START

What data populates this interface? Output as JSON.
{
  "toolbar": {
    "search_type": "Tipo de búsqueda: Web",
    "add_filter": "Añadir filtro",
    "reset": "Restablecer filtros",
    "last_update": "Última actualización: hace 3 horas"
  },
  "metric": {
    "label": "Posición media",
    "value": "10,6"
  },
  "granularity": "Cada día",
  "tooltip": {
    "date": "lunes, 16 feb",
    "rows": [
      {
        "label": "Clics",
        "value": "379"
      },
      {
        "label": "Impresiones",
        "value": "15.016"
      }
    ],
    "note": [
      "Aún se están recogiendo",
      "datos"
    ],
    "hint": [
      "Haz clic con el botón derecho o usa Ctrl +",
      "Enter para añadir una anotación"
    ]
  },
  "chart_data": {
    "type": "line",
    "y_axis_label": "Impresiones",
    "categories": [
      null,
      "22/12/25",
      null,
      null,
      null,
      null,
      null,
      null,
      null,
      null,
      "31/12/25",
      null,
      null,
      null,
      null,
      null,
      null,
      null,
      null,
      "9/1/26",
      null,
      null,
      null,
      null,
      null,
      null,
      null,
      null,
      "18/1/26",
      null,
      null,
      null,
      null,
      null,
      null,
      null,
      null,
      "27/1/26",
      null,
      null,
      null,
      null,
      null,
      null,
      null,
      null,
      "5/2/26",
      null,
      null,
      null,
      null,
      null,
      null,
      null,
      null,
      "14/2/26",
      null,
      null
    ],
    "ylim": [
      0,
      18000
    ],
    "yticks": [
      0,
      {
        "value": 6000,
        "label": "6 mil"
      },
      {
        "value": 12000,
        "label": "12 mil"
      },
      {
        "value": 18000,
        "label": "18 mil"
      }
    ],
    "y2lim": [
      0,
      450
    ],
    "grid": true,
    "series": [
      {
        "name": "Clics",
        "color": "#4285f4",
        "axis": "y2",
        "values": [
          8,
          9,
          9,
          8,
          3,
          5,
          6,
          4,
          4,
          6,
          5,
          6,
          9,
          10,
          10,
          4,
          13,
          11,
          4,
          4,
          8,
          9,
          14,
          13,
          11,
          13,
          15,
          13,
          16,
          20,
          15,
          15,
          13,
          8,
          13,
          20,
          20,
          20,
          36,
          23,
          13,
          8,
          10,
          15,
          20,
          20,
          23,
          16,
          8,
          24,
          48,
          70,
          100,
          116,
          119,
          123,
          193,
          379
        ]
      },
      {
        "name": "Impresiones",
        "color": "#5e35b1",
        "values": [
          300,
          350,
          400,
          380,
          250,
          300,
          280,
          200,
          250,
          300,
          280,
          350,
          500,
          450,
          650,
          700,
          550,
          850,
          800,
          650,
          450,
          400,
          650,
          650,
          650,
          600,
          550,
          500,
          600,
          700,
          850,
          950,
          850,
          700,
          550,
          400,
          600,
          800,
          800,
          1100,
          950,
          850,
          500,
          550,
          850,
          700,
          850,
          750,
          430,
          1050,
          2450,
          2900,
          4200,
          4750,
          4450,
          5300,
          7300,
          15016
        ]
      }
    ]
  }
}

END

> _GIVEN EXERCISE_
Each line above is to be repeated exactly.

> _TASK ANSWER_
What data populates this interface? Output as JSON.
{
  "toolbar": {
    "search_type": "Tipo de búsqueda: Web",
    "add_filter": "Añadir filtro",
    "reset": "Restablecer filtros",
    "last_update": "Última actualización: hace 3 horas"
  },
  "metric": {
    "label": "Posición media",
    "value": "10,6"
  },
  "granularity": "Cada día",
  "tooltip": {
    "date": "lunes, 16 feb",
    "rows": [
      {
        "label": "Clics",
        "value": "379"
      },
      {
        "label": "Impresiones",
        "value": "15.016"
      }
    ],
    "note": [
      "Aún se están recogiendo",
      "datos"
    ],
    "hint": [
      "Haz clic con el botón derecho o usa Ctrl +",
      "Enter para añadir una anotación"
    ]
  },
  "chart_data": {
    "type": "line",
    "y_axis_label": "Impresiones",
    "categories": [
      null,
      "22/12/25",
      null,
      null,
      null,
      null,
      null,
      null,
      null,
      null,
      "31/12/25",
      null,
      null,
      null,
      null,
      null,
      null,
      null,
      null,
      "9/1/26",
      null,
      null,
      null,
      null,
      null,
      null,
      null,
      null,
      "18/1/26",
      null,
      null,
      null,
      null,
      null,
      null,
      null,
      null,
      "27/1/26",
      null,
      null,
      null,
      null,
      null,
      null,
      null,
      null,
      "5/2/26",
      null,
      null,
      null,
      null,
      null,
      null,
      null,
      null,
      "14/2/26",
      null,
      null
    ],
    "ylim": [
      0,
      18000
    ],
    "yticks": [
      0,
      {
        "value": 6000,
        "label": "6 mil"
      },
      {
        "value": 12000,
        "label": "12 mil"
      },
      {
        "value": 18000,
        "label": "18 mil"
      }
    ],
    "y2lim": [
      0,
      450
    ],
    "grid": true,
    "series": [
      {
        "name": "Clics",
        "color": "#4285f4",
        "axis": "y2",
        "values": [
          8,
          9,
          9,
          8,
          3,
          5,
          6,
          4,
          4,
          6,
          5,
          6,
          9,
          10,
          10,
          4,
          13,
          11,
          4,
          4,
          8,
          9,
          14,
          13,
          11,
          13,
          15,
          13,
          16,
          20,
          15,
          15,
          13,
          8,
          13,
          20,
          20,
          20,
          36,
          23,
          13,
          8,
          10,
          15,
          20,
          20,
          23,
          16,
          8,
          24,
          48,
          70,
          100,
          116,
          119,
          123,
          193,
          379
        ]
      },
      {
        "name": "Impresiones",
        "color": "#5e35b1",
        "values": [
          300,
          350,
          400,
          380,
          250,
          300,
          280,
          200,
          250,
          300,
          280,
          350,
          500,
          450,
          650,
          700,
          550,
          850,
          800,
          650,
          450,
          400,
          650,
          650,
          650,
          600,
          550,
          500,
          600,
          700,
          850,
          950,
          850,
          700,
          550,
          400,
          600,
          800,
          800,
          1100,
          950,
          850,
          500,
          550,
          850,
          700,
          850,
          750,
          430,
          1050,
          2450,
          2900,
          4200,
          4750,
          4450,
          5300,
          7300,
          15016
        ]
      }
    ]
  }
}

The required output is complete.